====== RECORDS PROVIDED ======

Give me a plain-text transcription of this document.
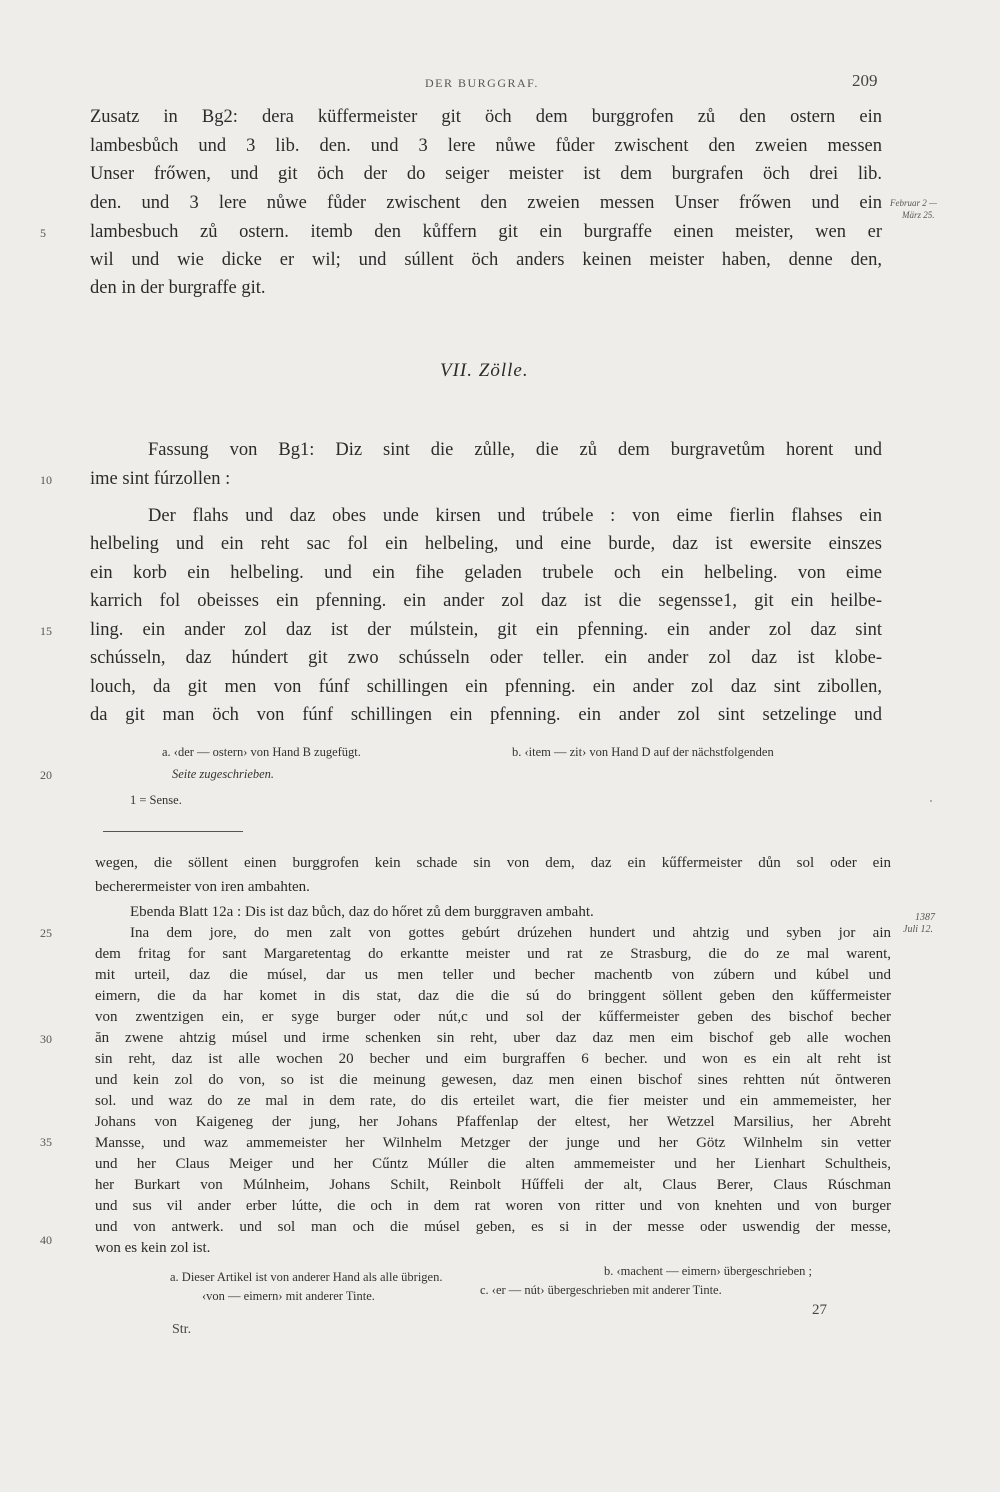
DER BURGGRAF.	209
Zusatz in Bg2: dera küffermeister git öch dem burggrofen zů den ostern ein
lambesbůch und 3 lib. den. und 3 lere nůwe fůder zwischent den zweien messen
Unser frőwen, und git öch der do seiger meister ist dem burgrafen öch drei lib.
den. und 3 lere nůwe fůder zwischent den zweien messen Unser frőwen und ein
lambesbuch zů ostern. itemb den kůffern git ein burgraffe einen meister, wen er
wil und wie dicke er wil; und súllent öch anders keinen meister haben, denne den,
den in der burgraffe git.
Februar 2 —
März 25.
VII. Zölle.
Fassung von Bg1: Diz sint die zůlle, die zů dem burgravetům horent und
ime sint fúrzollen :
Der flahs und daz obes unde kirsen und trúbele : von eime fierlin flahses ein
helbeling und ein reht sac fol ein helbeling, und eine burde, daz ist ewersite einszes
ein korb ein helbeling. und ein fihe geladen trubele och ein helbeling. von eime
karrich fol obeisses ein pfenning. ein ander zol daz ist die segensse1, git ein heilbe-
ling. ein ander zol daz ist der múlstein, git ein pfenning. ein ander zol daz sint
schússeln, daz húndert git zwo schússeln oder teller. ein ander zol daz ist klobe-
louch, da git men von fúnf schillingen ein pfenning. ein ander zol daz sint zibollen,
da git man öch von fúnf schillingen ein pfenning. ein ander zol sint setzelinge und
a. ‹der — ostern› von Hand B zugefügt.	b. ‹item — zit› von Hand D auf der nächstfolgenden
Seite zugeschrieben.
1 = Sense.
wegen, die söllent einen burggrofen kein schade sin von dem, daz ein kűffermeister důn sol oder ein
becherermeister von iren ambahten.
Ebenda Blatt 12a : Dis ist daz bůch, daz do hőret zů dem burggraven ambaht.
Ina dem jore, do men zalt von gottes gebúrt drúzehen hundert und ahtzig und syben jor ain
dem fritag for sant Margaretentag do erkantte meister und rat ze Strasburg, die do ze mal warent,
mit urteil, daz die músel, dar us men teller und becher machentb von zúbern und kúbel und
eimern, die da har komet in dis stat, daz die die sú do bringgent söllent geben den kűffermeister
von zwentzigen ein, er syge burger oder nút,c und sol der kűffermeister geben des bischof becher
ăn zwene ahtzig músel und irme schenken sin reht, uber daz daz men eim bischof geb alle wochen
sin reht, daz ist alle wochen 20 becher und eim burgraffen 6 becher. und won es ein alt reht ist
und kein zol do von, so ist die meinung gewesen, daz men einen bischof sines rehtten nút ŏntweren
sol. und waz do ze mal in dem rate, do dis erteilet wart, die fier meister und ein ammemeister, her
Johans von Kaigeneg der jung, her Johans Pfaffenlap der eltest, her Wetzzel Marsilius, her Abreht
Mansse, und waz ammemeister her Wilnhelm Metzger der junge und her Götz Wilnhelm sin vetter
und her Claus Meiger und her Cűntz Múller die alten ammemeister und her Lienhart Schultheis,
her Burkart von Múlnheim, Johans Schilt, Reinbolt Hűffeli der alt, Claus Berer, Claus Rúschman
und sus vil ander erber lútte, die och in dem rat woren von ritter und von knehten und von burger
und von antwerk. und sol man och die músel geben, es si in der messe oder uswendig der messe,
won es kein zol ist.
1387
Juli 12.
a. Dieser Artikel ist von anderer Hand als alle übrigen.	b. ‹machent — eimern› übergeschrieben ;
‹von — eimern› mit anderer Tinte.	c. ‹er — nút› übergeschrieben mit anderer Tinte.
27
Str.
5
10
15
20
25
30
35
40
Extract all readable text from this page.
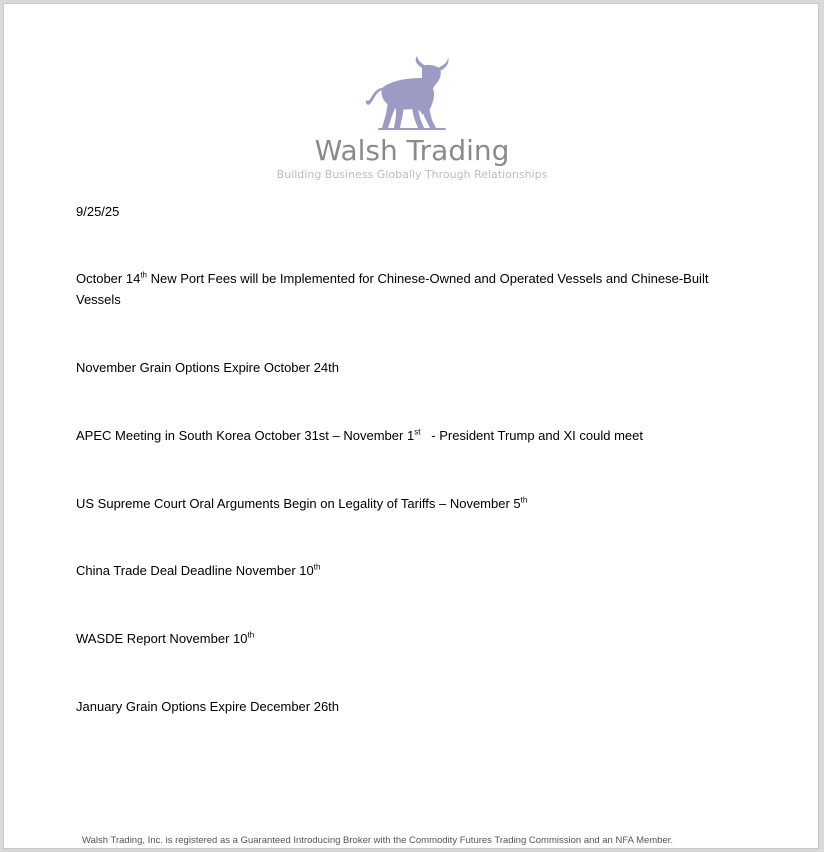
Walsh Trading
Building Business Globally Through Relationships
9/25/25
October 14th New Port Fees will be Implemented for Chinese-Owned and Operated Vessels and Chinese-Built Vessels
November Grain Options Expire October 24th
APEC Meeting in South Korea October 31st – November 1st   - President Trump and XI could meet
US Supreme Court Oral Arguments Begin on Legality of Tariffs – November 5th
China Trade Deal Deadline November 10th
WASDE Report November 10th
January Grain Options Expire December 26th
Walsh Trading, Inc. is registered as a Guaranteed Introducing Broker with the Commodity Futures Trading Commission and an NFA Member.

======

- GIVEN PROBLEM:
Please output exactly the lines from the line containing "Extract all readable text from this page." through the last line of the records above, both included, and leave out any pictures.

- EXERCISE RESULT:
Extract all readable text from this page.
Walsh Trading
Building Business Globally Through Relationships
9/25/25
October 14th New Port Fees will be Implemented for Chinese-Owned and Operated Vessels and Chinese-Built Vessels
November Grain Options Expire October 24th
APEC Meeting in South Korea October 31st – November 1st   - President Trump and XI could meet
US Supreme Court Oral Arguments Begin on Legality of Tariffs – November 5th
China Trade Deal Deadline November 10th
WASDE Report November 10th
January Grain Options Expire December 26th
Walsh Trading, Inc. is registered as a Guaranteed Introducing Broker with the Commodity Futures Trading Commission and an NFA Member.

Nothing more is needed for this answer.